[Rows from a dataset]
================

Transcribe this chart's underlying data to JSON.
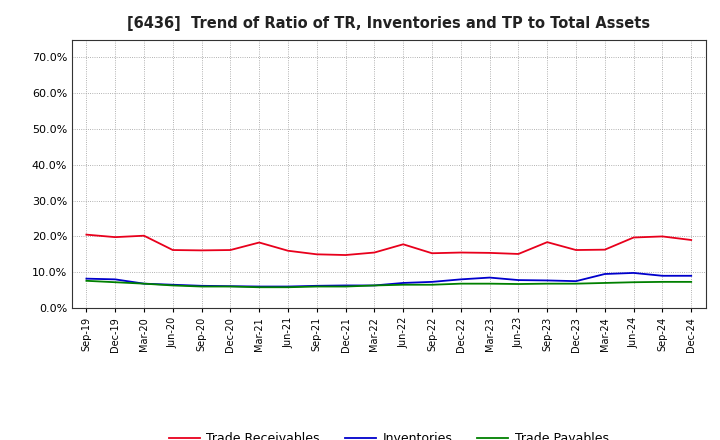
{
  "title": "[6436]  Trend of Ratio of TR, Inventories and TP to Total Assets",
  "x_labels": [
    "Sep-19",
    "Dec-19",
    "Mar-20",
    "Jun-20",
    "Sep-20",
    "Dec-20",
    "Mar-21",
    "Jun-21",
    "Sep-21",
    "Dec-21",
    "Mar-22",
    "Jun-22",
    "Sep-22",
    "Dec-22",
    "Mar-23",
    "Jun-23",
    "Sep-23",
    "Dec-23",
    "Mar-24",
    "Jun-24",
    "Sep-24",
    "Dec-24"
  ],
  "trade_receivables": [
    0.205,
    0.198,
    0.202,
    0.162,
    0.161,
    0.162,
    0.183,
    0.16,
    0.15,
    0.148,
    0.155,
    0.178,
    0.153,
    0.155,
    0.154,
    0.151,
    0.184,
    0.162,
    0.163,
    0.197,
    0.2,
    0.19
  ],
  "inventories": [
    0.082,
    0.08,
    0.068,
    0.065,
    0.062,
    0.061,
    0.06,
    0.06,
    0.062,
    0.063,
    0.063,
    0.07,
    0.073,
    0.08,
    0.085,
    0.078,
    0.077,
    0.075,
    0.095,
    0.098,
    0.09,
    0.09
  ],
  "trade_payables": [
    0.076,
    0.072,
    0.068,
    0.063,
    0.06,
    0.06,
    0.058,
    0.058,
    0.06,
    0.06,
    0.063,
    0.065,
    0.065,
    0.068,
    0.068,
    0.067,
    0.068,
    0.068,
    0.07,
    0.072,
    0.073,
    0.073
  ],
  "tr_color": "#e8001c",
  "inv_color": "#0000cc",
  "tp_color": "#008000",
  "ylim": [
    0.0,
    0.75
  ],
  "yticks": [
    0.0,
    0.1,
    0.2,
    0.3,
    0.4,
    0.5,
    0.6,
    0.7
  ],
  "ytick_labels": [
    "0.0%",
    "10.0%",
    "20.0%",
    "30.0%",
    "40.0%",
    "50.0%",
    "60.0%",
    "70.0%"
  ],
  "background_color": "#ffffff",
  "grid_color": "#999999",
  "legend_labels": [
    "Trade Receivables",
    "Inventories",
    "Trade Payables"
  ]
}
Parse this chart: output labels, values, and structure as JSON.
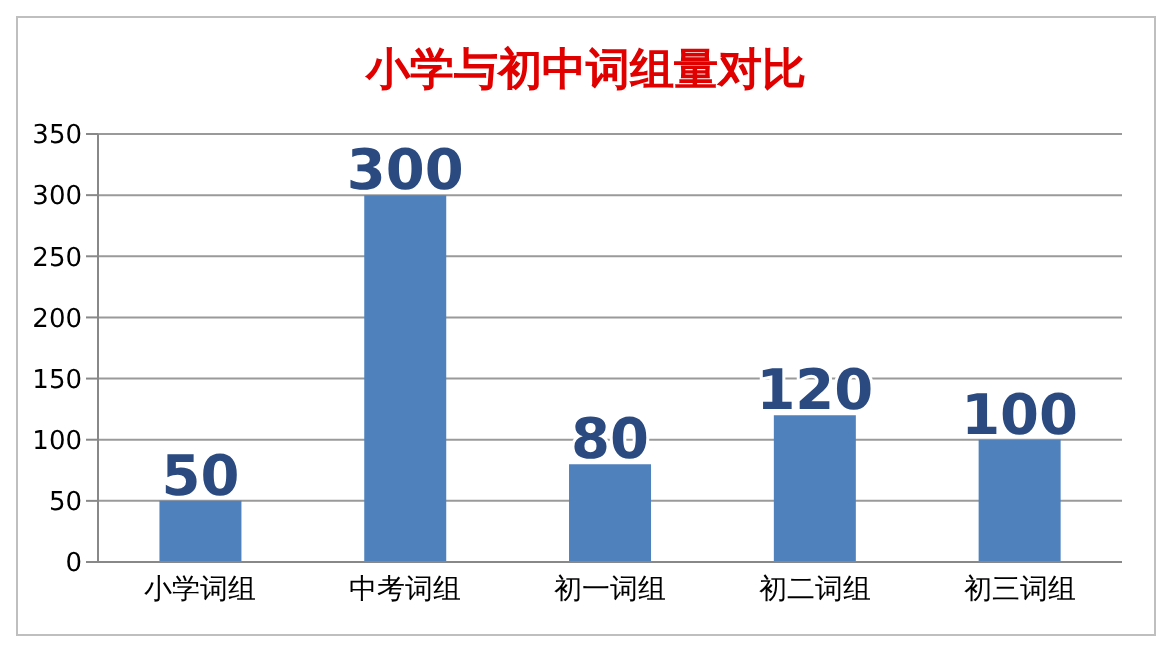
{
  "chart_data": {
    "type": "bar",
    "title": "小学与初中词组量对比",
    "categories": [
      "小学词组",
      "中考词组",
      "初一词组",
      "初二词组",
      "初三词组"
    ],
    "values": [
      50,
      300,
      80,
      120,
      100
    ],
    "color": "#4f81bd",
    "ylim": [
      0,
      350
    ],
    "yticks": [
      0,
      50,
      100,
      150,
      200,
      250,
      300,
      350
    ],
    "grid": "y",
    "data_labels": true
  }
}
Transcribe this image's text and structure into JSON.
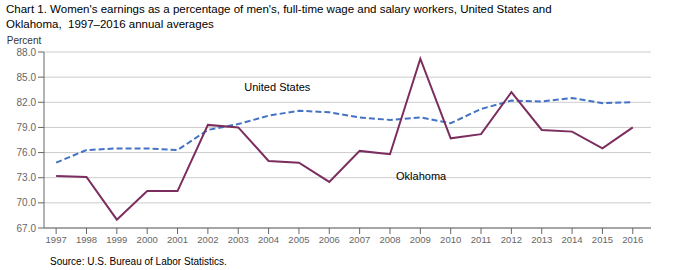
{
  "chart_data": {
    "type": "line",
    "title": "Chart 1. Women's earnings as a percentage of men's, full-time wage and salary workers, United States and",
    "subtitle": "Oklahoma,  1997–2016 annual averages",
    "y_label": "Percent",
    "source": "Source: U.S. Bureau of Labor Statistics.",
    "x": [
      1997,
      1998,
      1999,
      2000,
      2001,
      2002,
      2003,
      2004,
      2005,
      2006,
      2007,
      2008,
      2009,
      2010,
      2011,
      2012,
      2013,
      2014,
      2015,
      2016
    ],
    "series": [
      {
        "name": "United States",
        "color": "#4472C4",
        "line_style": "dashed",
        "values": [
          74.8,
          76.3,
          76.5,
          76.5,
          76.3,
          78.7,
          79.4,
          80.4,
          81.0,
          80.8,
          80.2,
          79.9,
          80.2,
          79.5,
          81.2,
          82.2,
          82.1,
          82.5,
          81.9,
          82.0
        ]
      },
      {
        "name": "Oklahoma",
        "color": "#7B2D5E",
        "line_style": "solid",
        "values": [
          73.2,
          73.1,
          68.0,
          71.4,
          71.4,
          79.3,
          79.0,
          75.0,
          74.8,
          72.5,
          76.2,
          75.8,
          87.2,
          77.7,
          78.2,
          83.2,
          78.7,
          78.5,
          76.5,
          79.0
        ]
      }
    ],
    "annotations": [
      {
        "text": "United States",
        "x": 2003.2,
        "y": 83.0
      },
      {
        "text": "Oklahoma",
        "x": 2008.2,
        "y": 74.2
      }
    ],
    "xlim": [
      1996.6,
      2016.6
    ],
    "xticks": [
      1997,
      1998,
      1999,
      2000,
      2001,
      2002,
      2003,
      2004,
      2005,
      2006,
      2007,
      2008,
      2009,
      2010,
      2011,
      2012,
      2013,
      2014,
      2015,
      2016
    ],
    "ylim": [
      67.0,
      88.0
    ],
    "yticks": [
      {
        "value": 67.0,
        "label": "67.0"
      },
      {
        "value": 70.0,
        "label": "70.0"
      },
      {
        "value": 73.0,
        "label": "73.0"
      },
      {
        "value": 76.0,
        "label": "76.0"
      },
      {
        "value": 79.0,
        "label": "79.0"
      },
      {
        "value": 82.0,
        "label": "82.0"
      },
      {
        "value": 85.0,
        "label": "85.0"
      },
      {
        "value": 88.0,
        "label": "88.0"
      }
    ],
    "grid": true
  }
}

================

* [Stated exercise]: In the entries above, identify every line with the string "Oklahoma".

* [Answer to this exercise]:
    "subtitle": "Oklahoma,  1997–2016 annual averages",
        "name": "Oklahoma",
        "text": "Oklahoma",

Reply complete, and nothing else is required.